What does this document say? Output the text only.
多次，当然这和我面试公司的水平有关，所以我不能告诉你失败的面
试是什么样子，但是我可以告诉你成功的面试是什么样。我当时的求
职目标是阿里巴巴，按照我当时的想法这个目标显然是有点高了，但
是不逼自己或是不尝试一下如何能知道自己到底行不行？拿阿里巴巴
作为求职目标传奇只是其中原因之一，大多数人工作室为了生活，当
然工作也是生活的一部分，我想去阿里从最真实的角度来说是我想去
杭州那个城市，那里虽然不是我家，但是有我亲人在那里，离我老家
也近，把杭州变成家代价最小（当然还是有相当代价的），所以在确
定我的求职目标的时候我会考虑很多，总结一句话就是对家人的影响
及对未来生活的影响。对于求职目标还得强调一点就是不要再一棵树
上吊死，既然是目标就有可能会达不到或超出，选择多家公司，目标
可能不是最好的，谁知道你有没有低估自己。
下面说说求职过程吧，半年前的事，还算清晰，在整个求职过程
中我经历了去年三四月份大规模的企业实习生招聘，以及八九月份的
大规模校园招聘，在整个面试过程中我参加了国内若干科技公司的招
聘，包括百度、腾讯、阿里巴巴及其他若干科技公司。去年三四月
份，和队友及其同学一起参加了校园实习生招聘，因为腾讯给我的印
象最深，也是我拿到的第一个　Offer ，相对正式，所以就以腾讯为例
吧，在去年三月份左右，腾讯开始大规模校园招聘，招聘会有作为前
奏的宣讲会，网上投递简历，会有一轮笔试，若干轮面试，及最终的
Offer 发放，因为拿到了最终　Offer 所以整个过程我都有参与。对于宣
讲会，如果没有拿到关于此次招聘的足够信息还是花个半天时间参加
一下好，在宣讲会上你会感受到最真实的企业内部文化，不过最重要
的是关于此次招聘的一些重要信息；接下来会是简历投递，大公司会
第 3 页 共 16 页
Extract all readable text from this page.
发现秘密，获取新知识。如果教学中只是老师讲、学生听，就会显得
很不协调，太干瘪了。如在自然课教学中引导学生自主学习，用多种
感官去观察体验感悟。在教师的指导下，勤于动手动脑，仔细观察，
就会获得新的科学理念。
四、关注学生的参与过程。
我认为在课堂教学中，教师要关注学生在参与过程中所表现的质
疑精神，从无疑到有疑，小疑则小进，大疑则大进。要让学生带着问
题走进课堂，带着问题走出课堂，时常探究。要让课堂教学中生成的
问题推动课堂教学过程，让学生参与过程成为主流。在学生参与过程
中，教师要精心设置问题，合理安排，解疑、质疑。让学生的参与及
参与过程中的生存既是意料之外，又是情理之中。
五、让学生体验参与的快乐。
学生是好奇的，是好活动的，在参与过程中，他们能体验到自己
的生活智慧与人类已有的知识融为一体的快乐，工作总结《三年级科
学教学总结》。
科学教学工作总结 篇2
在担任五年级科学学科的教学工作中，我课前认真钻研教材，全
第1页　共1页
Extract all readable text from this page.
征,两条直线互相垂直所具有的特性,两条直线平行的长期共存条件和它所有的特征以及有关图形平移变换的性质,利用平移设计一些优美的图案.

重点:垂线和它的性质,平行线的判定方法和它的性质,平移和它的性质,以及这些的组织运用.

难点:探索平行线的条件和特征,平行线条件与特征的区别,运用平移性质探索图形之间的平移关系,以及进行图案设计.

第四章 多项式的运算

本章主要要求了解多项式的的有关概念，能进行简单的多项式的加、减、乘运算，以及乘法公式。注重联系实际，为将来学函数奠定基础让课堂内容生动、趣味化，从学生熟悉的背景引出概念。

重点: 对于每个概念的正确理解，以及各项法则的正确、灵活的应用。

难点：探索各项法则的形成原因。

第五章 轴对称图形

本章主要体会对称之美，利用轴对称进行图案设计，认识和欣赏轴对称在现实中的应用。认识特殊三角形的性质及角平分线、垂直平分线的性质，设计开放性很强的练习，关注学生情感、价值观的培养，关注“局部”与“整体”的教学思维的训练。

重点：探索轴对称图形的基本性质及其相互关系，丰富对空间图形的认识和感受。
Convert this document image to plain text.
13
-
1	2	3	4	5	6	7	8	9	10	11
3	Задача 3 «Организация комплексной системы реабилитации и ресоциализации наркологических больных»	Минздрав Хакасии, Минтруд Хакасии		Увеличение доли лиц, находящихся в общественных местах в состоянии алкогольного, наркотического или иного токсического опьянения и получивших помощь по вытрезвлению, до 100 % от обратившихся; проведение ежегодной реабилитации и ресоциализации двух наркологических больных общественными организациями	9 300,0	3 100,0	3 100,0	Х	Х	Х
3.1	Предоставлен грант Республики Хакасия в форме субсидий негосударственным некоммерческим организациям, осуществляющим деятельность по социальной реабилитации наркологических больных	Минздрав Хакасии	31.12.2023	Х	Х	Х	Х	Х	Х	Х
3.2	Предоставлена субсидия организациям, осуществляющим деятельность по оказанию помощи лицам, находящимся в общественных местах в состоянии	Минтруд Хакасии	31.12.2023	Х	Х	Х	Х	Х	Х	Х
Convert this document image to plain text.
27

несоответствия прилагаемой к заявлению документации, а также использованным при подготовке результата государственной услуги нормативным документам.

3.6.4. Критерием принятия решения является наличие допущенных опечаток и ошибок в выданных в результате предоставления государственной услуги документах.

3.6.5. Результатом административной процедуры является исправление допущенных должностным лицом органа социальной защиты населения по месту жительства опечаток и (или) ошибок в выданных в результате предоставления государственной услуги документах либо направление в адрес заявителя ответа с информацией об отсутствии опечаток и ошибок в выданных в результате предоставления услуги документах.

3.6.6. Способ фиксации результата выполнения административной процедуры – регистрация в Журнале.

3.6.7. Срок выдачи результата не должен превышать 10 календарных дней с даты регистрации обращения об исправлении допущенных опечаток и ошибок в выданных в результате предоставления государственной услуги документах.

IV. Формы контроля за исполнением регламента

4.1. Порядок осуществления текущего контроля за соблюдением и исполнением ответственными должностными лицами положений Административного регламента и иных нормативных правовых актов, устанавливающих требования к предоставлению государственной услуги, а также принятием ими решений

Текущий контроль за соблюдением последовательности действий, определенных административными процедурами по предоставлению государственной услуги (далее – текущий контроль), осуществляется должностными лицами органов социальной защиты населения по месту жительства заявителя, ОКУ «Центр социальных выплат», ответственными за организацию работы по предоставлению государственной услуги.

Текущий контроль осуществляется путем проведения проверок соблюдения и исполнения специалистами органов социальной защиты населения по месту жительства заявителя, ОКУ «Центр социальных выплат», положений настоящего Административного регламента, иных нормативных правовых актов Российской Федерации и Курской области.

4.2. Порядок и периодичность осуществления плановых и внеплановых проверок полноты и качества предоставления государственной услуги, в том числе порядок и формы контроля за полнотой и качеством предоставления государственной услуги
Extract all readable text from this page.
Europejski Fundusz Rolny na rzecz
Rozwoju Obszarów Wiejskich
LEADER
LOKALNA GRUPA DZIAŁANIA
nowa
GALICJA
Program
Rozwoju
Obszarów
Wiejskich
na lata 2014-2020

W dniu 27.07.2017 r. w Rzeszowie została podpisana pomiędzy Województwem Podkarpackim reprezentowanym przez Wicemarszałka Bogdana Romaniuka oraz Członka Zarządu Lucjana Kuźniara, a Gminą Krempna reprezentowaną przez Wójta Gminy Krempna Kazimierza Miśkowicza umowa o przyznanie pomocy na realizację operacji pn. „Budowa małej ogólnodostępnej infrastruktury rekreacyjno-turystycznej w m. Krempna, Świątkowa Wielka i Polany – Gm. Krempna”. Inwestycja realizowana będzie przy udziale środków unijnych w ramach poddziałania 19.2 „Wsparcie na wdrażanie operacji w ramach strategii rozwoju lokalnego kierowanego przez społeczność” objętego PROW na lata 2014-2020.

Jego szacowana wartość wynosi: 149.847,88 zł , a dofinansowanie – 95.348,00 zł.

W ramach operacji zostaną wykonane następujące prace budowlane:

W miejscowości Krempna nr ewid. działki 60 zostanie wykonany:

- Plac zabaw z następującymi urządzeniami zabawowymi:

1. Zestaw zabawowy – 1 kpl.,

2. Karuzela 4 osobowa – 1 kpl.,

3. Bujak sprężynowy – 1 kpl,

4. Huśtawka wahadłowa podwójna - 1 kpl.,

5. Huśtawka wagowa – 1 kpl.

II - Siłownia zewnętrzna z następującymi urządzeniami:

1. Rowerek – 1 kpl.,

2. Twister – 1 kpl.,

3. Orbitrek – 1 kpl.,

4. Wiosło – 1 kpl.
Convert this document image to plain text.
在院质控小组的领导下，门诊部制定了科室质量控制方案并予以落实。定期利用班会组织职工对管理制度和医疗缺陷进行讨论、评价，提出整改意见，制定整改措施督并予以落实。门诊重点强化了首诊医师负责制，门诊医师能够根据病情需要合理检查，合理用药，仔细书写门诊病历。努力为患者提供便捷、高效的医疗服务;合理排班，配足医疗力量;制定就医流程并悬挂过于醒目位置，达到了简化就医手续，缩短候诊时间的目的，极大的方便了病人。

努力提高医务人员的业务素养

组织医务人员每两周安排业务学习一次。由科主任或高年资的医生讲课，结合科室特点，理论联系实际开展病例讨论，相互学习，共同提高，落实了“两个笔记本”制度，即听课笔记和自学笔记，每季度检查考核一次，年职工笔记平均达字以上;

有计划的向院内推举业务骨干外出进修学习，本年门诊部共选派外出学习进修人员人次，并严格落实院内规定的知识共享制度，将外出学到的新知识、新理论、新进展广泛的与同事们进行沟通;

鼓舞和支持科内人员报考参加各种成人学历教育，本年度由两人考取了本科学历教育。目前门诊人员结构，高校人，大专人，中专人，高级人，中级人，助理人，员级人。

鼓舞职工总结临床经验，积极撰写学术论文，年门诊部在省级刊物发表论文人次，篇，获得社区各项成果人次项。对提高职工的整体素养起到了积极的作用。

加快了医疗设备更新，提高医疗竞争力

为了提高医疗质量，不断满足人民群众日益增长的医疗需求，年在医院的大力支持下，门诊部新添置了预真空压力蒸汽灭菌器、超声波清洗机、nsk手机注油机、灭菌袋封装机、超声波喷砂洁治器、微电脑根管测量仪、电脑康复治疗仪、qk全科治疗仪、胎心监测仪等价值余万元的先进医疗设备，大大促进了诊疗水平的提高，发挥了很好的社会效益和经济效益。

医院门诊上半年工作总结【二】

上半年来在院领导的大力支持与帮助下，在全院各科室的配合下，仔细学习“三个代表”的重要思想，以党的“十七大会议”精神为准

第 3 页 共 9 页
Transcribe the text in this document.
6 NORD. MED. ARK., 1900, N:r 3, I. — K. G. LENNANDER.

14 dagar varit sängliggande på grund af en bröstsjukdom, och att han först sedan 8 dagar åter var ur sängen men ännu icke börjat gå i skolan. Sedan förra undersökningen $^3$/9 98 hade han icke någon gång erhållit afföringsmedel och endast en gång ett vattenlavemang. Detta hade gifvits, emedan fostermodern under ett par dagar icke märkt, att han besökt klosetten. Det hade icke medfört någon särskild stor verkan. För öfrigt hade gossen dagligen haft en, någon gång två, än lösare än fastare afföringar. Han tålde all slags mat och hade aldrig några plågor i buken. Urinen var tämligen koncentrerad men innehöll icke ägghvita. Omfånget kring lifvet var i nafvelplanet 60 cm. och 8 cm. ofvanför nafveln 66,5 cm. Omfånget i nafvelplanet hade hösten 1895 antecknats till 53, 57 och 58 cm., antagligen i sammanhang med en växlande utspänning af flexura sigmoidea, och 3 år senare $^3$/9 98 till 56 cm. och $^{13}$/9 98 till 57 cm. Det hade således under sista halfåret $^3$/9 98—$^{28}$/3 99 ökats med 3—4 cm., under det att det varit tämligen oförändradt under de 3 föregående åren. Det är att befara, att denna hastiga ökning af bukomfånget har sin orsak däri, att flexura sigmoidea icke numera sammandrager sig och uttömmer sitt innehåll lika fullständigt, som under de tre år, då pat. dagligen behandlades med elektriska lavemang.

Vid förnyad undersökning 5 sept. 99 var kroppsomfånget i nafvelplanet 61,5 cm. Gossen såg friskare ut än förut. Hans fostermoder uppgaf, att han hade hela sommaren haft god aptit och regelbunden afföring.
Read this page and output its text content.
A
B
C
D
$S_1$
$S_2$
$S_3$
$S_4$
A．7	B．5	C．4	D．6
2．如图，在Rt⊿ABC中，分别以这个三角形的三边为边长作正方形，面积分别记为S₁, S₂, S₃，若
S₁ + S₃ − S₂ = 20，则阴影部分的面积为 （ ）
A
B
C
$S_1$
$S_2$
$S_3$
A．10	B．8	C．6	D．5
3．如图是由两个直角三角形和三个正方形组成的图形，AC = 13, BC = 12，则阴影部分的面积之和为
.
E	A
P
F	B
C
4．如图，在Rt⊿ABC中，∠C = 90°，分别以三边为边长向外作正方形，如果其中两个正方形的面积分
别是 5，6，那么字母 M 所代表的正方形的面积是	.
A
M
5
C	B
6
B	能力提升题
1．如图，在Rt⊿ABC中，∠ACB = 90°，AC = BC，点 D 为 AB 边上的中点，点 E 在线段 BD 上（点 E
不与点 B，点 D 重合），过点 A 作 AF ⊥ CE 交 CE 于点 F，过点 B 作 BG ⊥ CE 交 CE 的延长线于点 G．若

What you are asked to do
Every line in the data that holds "następującymi" should be copied out.

Task response
- Plac zabaw z następującymi urządzeniami zabawowymi:
II - Siłownia zewnętrzna z następującymi urządzeniami:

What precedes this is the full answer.